*Task brief*.
Check each line of the entries. Copy the ones that contain the string "letter".

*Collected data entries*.
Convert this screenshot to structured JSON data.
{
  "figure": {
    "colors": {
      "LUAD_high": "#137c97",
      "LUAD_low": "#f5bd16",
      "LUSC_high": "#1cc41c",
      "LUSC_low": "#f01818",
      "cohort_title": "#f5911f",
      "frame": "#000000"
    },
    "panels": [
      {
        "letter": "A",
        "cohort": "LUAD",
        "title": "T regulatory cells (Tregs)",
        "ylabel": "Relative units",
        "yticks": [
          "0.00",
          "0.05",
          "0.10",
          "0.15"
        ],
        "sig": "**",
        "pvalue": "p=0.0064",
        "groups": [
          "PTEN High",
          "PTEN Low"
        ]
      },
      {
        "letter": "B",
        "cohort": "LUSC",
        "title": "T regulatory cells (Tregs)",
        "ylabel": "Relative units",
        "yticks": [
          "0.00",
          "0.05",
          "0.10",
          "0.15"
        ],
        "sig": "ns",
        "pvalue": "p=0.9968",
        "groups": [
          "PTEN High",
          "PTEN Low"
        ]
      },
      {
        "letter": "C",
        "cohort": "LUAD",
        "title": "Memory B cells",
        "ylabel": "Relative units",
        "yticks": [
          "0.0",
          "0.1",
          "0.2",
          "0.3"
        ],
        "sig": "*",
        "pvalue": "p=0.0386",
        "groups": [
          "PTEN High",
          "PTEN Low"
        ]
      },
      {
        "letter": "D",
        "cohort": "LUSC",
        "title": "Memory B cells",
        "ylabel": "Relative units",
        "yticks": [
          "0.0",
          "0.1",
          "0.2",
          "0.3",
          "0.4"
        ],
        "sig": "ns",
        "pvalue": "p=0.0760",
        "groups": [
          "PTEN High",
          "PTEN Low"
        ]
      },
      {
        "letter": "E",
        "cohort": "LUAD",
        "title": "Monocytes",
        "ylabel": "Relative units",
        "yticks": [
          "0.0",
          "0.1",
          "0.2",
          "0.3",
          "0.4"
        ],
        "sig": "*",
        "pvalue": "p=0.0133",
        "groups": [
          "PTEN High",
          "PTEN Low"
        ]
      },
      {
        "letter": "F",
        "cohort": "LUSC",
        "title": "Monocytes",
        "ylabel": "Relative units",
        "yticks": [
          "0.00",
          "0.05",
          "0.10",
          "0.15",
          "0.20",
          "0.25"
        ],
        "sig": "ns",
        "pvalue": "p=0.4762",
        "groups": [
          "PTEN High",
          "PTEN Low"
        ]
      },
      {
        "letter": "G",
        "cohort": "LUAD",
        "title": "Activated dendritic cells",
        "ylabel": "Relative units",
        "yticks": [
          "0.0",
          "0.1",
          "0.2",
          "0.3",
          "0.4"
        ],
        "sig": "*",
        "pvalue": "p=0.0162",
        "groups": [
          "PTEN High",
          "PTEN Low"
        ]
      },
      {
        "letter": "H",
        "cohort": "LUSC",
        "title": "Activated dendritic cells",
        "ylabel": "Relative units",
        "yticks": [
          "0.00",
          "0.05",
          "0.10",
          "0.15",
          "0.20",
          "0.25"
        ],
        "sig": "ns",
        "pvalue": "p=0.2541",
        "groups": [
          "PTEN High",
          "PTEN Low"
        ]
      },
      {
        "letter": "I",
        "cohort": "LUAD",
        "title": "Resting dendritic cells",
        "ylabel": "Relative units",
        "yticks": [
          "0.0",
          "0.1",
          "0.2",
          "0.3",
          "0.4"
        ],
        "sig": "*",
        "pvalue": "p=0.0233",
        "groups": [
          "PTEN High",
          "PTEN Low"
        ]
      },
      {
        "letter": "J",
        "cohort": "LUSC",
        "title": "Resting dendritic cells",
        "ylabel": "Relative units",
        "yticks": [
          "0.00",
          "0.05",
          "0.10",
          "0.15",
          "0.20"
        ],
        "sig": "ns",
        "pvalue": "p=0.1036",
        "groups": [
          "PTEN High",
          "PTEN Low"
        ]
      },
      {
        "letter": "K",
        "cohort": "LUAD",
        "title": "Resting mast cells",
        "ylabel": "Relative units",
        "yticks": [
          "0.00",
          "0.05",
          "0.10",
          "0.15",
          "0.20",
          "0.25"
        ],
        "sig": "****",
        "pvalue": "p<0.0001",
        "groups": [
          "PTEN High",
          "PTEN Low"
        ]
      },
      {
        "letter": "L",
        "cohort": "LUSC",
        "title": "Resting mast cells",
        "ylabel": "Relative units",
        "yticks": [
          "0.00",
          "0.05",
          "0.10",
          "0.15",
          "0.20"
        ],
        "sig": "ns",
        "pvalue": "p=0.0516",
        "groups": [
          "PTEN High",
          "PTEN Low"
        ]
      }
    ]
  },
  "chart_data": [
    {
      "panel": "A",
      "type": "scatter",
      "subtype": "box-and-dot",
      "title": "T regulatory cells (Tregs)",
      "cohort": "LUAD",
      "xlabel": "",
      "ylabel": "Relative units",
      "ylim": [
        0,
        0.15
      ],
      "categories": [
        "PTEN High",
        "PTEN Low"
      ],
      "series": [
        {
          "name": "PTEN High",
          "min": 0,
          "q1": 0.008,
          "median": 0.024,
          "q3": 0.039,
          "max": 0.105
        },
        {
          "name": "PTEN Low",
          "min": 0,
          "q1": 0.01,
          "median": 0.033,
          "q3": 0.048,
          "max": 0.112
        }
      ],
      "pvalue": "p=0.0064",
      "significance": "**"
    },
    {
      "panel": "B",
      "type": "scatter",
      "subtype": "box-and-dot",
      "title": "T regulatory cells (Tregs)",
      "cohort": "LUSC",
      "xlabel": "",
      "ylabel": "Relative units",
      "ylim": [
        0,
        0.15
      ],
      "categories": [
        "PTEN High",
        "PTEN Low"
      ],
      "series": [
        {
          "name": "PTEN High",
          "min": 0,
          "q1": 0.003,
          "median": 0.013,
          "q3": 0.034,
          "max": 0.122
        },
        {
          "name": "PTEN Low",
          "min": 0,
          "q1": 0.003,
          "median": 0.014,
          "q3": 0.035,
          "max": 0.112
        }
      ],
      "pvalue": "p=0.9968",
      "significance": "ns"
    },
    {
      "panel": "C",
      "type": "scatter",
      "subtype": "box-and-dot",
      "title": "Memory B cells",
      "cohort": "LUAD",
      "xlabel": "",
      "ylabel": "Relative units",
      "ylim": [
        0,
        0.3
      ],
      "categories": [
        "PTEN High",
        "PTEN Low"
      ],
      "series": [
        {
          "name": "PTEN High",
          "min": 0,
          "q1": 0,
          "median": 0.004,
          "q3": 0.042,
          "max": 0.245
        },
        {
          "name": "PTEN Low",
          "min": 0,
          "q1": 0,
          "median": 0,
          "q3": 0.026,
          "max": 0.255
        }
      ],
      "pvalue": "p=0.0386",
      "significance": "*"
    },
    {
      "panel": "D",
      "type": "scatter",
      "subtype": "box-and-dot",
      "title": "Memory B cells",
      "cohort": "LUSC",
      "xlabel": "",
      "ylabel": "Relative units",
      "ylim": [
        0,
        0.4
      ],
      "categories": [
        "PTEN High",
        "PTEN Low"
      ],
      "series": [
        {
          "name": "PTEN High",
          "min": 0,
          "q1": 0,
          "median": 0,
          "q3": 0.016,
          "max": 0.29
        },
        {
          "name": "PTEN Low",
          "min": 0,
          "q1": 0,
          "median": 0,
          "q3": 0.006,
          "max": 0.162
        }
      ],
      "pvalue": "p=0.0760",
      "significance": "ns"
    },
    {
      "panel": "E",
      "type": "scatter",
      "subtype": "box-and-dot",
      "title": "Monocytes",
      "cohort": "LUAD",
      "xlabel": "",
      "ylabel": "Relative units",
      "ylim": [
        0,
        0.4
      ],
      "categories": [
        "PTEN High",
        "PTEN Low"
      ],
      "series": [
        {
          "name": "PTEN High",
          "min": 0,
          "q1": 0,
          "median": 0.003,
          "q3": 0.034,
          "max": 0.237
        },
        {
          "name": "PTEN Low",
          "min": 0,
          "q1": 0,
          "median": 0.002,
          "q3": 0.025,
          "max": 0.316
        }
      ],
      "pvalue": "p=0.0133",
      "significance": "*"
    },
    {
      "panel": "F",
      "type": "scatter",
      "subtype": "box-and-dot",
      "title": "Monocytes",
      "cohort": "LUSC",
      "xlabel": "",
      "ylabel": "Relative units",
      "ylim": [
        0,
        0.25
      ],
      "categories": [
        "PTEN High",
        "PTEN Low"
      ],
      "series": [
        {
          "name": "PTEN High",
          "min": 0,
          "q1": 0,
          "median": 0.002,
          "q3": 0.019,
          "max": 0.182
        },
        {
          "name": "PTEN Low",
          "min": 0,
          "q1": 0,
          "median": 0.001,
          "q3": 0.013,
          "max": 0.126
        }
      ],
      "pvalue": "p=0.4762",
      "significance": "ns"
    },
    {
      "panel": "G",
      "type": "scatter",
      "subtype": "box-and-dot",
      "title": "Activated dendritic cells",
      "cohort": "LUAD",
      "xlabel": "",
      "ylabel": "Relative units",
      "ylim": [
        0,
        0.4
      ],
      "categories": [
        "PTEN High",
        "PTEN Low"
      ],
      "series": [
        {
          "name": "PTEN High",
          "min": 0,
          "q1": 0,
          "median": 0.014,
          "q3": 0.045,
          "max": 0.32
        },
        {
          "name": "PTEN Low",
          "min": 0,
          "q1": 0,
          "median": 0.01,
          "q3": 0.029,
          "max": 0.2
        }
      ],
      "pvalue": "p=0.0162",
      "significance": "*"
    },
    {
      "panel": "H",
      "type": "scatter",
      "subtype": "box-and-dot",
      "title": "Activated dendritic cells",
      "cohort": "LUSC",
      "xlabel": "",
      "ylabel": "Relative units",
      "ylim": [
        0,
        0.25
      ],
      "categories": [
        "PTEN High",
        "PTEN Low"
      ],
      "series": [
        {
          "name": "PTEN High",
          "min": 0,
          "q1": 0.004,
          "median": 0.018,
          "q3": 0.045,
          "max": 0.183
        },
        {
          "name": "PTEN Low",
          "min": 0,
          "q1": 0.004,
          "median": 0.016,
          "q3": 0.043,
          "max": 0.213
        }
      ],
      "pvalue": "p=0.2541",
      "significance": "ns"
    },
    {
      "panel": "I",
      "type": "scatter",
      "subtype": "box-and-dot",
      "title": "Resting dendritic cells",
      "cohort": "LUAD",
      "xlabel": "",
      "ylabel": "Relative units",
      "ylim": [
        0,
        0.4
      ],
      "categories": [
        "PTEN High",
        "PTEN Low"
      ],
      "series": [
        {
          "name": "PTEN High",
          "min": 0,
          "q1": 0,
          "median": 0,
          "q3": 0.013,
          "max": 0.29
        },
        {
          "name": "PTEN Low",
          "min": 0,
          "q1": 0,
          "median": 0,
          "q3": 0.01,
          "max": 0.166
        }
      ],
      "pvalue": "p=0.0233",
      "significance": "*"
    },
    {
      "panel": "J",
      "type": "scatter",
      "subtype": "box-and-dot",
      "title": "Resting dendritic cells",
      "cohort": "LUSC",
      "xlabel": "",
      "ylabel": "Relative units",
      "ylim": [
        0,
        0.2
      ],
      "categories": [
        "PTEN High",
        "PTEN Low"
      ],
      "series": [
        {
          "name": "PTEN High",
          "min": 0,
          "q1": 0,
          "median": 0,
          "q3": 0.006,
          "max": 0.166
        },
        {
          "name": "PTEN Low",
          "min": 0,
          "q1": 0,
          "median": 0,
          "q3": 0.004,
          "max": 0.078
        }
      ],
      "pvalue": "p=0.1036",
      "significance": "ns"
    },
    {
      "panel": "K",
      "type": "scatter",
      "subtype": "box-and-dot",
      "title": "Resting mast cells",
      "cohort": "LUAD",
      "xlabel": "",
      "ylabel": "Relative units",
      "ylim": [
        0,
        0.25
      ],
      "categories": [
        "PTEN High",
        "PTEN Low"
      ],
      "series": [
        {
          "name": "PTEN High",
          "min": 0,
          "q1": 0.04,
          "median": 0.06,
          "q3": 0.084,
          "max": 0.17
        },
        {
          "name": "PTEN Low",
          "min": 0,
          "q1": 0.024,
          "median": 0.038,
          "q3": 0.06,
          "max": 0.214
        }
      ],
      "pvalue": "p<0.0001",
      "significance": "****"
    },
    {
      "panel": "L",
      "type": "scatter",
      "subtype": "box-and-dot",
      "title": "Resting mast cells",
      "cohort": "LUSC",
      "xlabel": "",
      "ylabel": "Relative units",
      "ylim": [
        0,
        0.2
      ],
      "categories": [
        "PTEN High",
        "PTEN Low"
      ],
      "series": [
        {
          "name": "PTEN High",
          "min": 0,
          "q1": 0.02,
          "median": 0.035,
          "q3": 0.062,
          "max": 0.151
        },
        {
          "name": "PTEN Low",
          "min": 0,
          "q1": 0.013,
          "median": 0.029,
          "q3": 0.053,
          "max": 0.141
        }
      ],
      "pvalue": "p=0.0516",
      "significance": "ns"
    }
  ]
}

*Solution to this task*.
        "letter": "A",
        "letter": "B",
        "letter": "C",
        "letter": "D",
        "letter": "E",
        "letter": "F",
        "letter": "G",
        "letter": "H",
        "letter": "I",
        "letter": "J",
        "letter": "K",
        "letter": "L",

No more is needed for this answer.